───── MATERIAL SHOWN

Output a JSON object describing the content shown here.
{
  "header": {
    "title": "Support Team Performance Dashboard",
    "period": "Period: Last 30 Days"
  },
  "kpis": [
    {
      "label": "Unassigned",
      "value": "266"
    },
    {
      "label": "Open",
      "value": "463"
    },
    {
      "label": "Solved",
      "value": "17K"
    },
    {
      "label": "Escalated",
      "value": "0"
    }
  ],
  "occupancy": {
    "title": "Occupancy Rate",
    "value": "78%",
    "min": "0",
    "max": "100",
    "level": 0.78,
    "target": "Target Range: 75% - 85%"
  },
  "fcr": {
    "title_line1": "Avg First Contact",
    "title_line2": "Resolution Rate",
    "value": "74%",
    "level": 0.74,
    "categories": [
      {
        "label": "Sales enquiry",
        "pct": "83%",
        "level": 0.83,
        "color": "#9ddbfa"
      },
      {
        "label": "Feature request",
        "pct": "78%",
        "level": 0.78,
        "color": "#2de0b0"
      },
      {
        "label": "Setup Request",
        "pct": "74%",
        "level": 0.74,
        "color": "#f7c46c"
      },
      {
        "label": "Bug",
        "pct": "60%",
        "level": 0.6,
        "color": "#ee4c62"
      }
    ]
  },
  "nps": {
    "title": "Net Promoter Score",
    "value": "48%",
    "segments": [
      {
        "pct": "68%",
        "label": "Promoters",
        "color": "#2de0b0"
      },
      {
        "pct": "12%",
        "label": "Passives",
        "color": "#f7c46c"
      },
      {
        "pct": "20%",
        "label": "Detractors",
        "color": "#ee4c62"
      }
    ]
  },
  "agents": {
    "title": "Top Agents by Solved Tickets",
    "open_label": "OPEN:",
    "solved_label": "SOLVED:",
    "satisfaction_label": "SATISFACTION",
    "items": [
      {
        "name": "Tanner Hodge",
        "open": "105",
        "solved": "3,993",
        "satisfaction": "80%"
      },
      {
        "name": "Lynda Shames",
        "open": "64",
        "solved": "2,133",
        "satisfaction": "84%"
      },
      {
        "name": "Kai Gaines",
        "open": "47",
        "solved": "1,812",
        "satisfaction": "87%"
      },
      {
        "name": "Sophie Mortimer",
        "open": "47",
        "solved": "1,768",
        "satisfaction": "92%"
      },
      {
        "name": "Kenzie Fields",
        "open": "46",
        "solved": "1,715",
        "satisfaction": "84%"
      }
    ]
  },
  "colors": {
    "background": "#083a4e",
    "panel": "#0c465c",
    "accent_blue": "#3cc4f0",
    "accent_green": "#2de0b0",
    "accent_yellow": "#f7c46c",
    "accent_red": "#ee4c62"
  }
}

──────────

[REQUIREMENT]:
Across the records, how many lines contain "name"? Only the number should be given.

[ANSWER TO THIS PROBLEM]:
5